[Begin WORKING DATA]

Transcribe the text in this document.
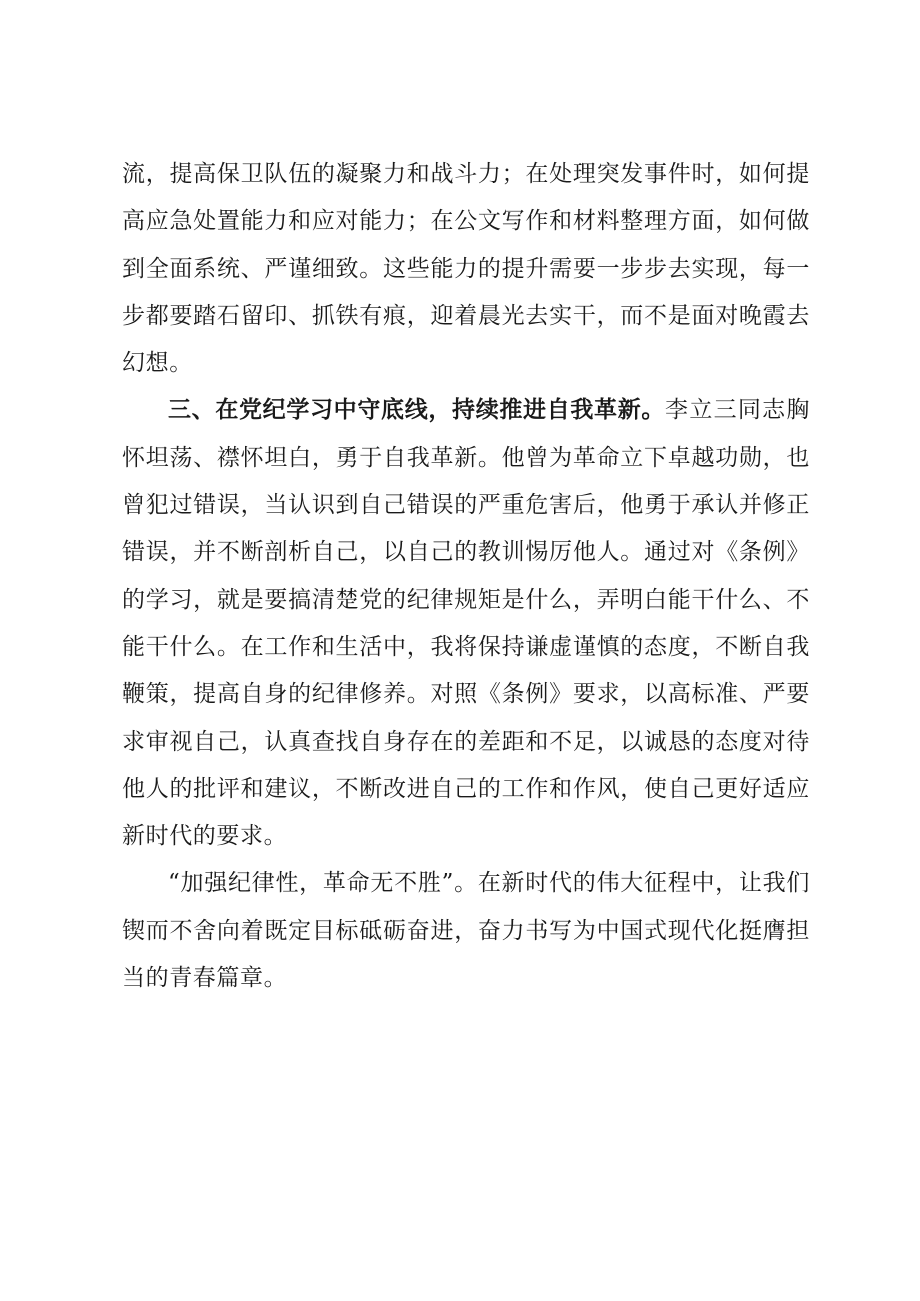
流，提高保卫队伍的凝聚力和战斗力；在处理突发事件时，如何提高应急处置能力和应对能力；在公文写作和材料整理方面，如何做到全面系统、严谨细致。这些能力的提升需要一步步去实现，每一步都要踏石留印、抓铁有痕，迎着晨光去实干，而不是面对晚霞去幻想。

三、在党纪学习中守底线，持续推进自我革新。李立三同志胸怀坦荡、襟怀坦白，勇于自我革新。他曾为革命立下卓越功勋，也曾犯过错误，当认识到自己错误的严重危害后，他勇于承认并修正错误，并不断剖析自己，以自己的教训惕厉他人。通过对《条例》的学习，就是要搞清楚党的纪律规矩是什么，弄明白能干什么、不能干什么。在工作和生活中，我将保持谦虚谨慎的态度，不断自我鞭策，提高自身的纪律修养。对照《条例》要求，以高标准、严要求审视自己，认真查找自身存在的差距和不足，以诚恳的态度对待他人的批评和建议，不断改进自己的工作和作风，使自己更好适应新时代的要求。

“加强纪律性，革命无不胜”。在新时代的伟大征程中，让我们锲而不舍向着既定目标砥砺奋进，奋力书写为中国式现代化挺膺担当的青春篇章。
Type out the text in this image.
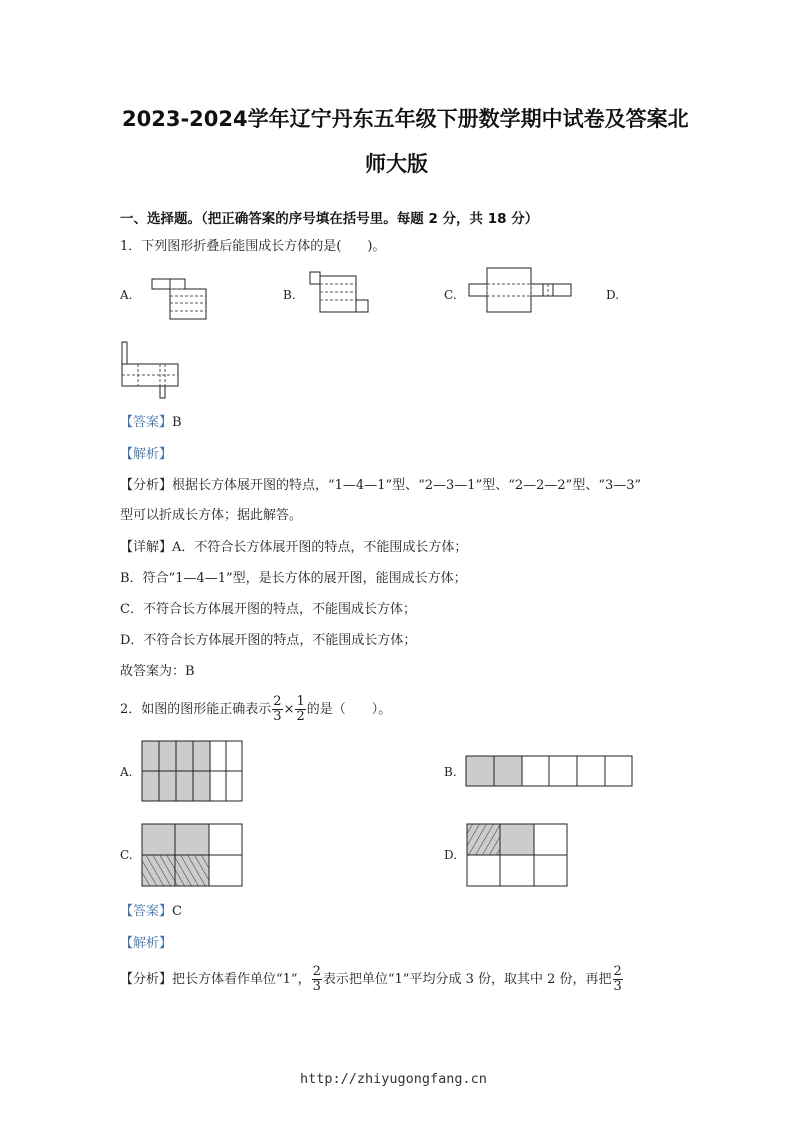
2023-2024学年辽宁丹东五年级下册数学期中试卷及答案北
师大版
一、选择题。（把正确答案的序号填在括号里。每题 2 分，共 18 分）
1．下列图形折叠后能围成长方体的是(　　)。
A.	B.	C.	D.
【答案】B
【解析】
【分析】根据长方体展开图的特点，“1—4—1”型、“2—3—1”型、“2—2—2”型、“3—3”
型可以折成长方体；据此解答。
【详解】A．不符合长方体展开图的特点，不能围成长方体；
B．符合“1—4—1”型，是长方体的展开图，能围成长方体；
C．不符合长方体展开图的特点，不能围成长方体；
D．不符合长方体展开图的特点，不能围成长方体；
故答案为：B
2．如图的图形能正确表示 $\frac{2}{3} \times \frac{1}{2}$ 的是（　　）。
A.	B.
C.	D.
【答案】C
【解析】
【分析】把长方体看作单位“1”， $\frac{2}{3}$ 表示把单位“1”平均分成 3 份，取其中 2 份，再把 $\frac{2}{3}$
http://zhiyugongfang.cn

[End WORKING DATA]

## INSTRUCTION
Reproduce the records verbatim, omitting all images they contain.

## THE ANSWER
Transcribe the text in this document.
流，提高保卫队伍的凝聚力和战斗力；在处理突发事件时，如何提高应急处置能力和应对能力；在公文写作和材料整理方面，如何做到全面系统、严谨细致。这些能力的提升需要一步步去实现，每一步都要踏石留印、抓铁有痕，迎着晨光去实干，而不是面对晚霞去幻想。

三、在党纪学习中守底线，持续推进自我革新。李立三同志胸怀坦荡、襟怀坦白，勇于自我革新。他曾为革命立下卓越功勋，也曾犯过错误，当认识到自己错误的严重危害后，他勇于承认并修正错误，并不断剖析自己，以自己的教训惕厉他人。通过对《条例》的学习，就是要搞清楚党的纪律规矩是什么，弄明白能干什么、不能干什么。在工作和生活中，我将保持谦虚谨慎的态度，不断自我鞭策，提高自身的纪律修养。对照《条例》要求，以高标准、严要求审视自己，认真查找自身存在的差距和不足，以诚恳的态度对待他人的批评和建议，不断改进自己的工作和作风，使自己更好适应新时代的要求。

“加强纪律性，革命无不胜”。在新时代的伟大征程中，让我们锲而不舍向着既定目标砥砺奋进，奋力书写为中国式现代化挺膺担当的青春篇章。
Type out the text in this image.
2023-2024学年辽宁丹东五年级下册数学期中试卷及答案北
师大版
一、选择题。（把正确答案的序号填在括号里。每题 2 分，共 18 分）
1．下列图形折叠后能围成长方体的是(　　)。
A.	B.	C.	D.
【答案】B
【解析】
【分析】根据长方体展开图的特点，“1—4—1”型、“2—3—1”型、“2—2—2”型、“3—3”
型可以折成长方体；据此解答。
【详解】A．不符合长方体展开图的特点，不能围成长方体；
B．符合“1—4—1”型，是长方体的展开图，能围成长方体；
C．不符合长方体展开图的特点，不能围成长方体；
D．不符合长方体展开图的特点，不能围成长方体；
故答案为：B
2．如图的图形能正确表示 $\frac{2}{3} \times \frac{1}{2}$ 的是（　　）。
A.	B.
C.	D.
【答案】C
【解析】
【分析】把长方体看作单位“1”， $\frac{2}{3}$ 表示把单位“1”平均分成 3 份，取其中 2 份，再把 $\frac{2}{3}$
http://zhiyugongfang.cn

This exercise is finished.